● To be done:
Copy out all of the material exactly as presented.

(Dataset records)
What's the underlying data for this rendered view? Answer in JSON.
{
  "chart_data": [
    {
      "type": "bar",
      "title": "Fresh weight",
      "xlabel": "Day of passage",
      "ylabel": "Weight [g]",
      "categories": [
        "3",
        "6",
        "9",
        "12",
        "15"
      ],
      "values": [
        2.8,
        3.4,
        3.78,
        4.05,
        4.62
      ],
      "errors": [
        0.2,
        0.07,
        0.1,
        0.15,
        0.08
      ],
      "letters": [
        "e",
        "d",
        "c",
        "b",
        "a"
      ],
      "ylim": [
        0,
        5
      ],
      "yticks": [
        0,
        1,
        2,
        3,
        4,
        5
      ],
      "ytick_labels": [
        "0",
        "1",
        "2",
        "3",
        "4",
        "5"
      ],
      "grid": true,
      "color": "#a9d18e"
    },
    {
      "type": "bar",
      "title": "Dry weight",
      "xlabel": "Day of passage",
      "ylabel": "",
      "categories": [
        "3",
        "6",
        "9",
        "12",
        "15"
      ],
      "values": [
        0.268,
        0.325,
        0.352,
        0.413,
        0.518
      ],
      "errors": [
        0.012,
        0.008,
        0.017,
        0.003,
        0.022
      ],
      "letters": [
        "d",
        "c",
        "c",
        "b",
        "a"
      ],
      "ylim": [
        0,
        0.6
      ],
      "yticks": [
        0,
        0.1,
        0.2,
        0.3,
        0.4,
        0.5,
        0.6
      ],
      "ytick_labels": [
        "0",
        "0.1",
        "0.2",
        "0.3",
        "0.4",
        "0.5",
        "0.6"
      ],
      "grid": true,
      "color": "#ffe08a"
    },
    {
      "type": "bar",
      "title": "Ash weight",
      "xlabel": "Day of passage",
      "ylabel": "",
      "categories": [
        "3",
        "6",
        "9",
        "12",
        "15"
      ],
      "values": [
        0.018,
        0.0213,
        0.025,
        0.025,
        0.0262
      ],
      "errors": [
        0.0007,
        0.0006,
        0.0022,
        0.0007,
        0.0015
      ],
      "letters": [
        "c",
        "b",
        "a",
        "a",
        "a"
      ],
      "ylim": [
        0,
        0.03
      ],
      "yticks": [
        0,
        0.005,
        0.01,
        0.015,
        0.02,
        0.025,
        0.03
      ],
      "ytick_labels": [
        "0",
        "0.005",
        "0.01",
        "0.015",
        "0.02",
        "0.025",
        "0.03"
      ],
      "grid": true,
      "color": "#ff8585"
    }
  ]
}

● Final result:
What's the underlying data for this rendered view? Answer in JSON.
{
  "chart_data": [
    {
      "type": "bar",
      "title": "Fresh weight",
      "xlabel": "Day of passage",
      "ylabel": "Weight [g]",
      "categories": [
        "3",
        "6",
        "9",
        "12",
        "15"
      ],
      "values": [
        2.8,
        3.4,
        3.78,
        4.05,
        4.62
      ],
      "errors": [
        0.2,
        0.07,
        0.1,
        0.15,
        0.08
      ],
      "letters": [
        "e",
        "d",
        "c",
        "b",
        "a"
      ],
      "ylim": [
        0,
        5
      ],
      "yticks": [
        0,
        1,
        2,
        3,
        4,
        5
      ],
      "ytick_labels": [
        "0",
        "1",
        "2",
        "3",
        "4",
        "5"
      ],
      "grid": true,
      "color": "#a9d18e"
    },
    {
      "type": "bar",
      "title": "Dry weight",
      "xlabel": "Day of passage",
      "ylabel": "",
      "categories": [
        "3",
        "6",
        "9",
        "12",
        "15"
      ],
      "values": [
        0.268,
        0.325,
        0.352,
        0.413,
        0.518
      ],
      "errors": [
        0.012,
        0.008,
        0.017,
        0.003,
        0.022
      ],
      "letters": [
        "d",
        "c",
        "c",
        "b",
        "a"
      ],
      "ylim": [
        0,
        0.6
      ],
      "yticks": [
        0,
        0.1,
        0.2,
        0.3,
        0.4,
        0.5,
        0.6
      ],
      "ytick_labels": [
        "0",
        "0.1",
        "0.2",
        "0.3",
        "0.4",
        "0.5",
        "0.6"
      ],
      "grid": true,
      "color": "#ffe08a"
    },
    {
      "type": "bar",
      "title": "Ash weight",
      "xlabel": "Day of passage",
      "ylabel": "",
      "categories": [
        "3",
        "6",
        "9",
        "12",
        "15"
      ],
      "values": [
        0.018,
        0.0213,
        0.025,
        0.025,
        0.0262
      ],
      "errors": [
        0.0007,
        0.0006,
        0.0022,
        0.0007,
        0.0015
      ],
      "letters": [
        "c",
        "b",
        "a",
        "a",
        "a"
      ],
      "ylim": [
        0,
        0.03
      ],
      "yticks": [
        0,
        0.005,
        0.01,
        0.015,
        0.02,
        0.025,
        0.03
      ],
      "ytick_labels": [
        "0",
        "0.005",
        "0.01",
        "0.015",
        "0.02",
        "0.025",
        "0.03"
      ],
      "grid": true,
      "color": "#ff8585"
    }
  ]
}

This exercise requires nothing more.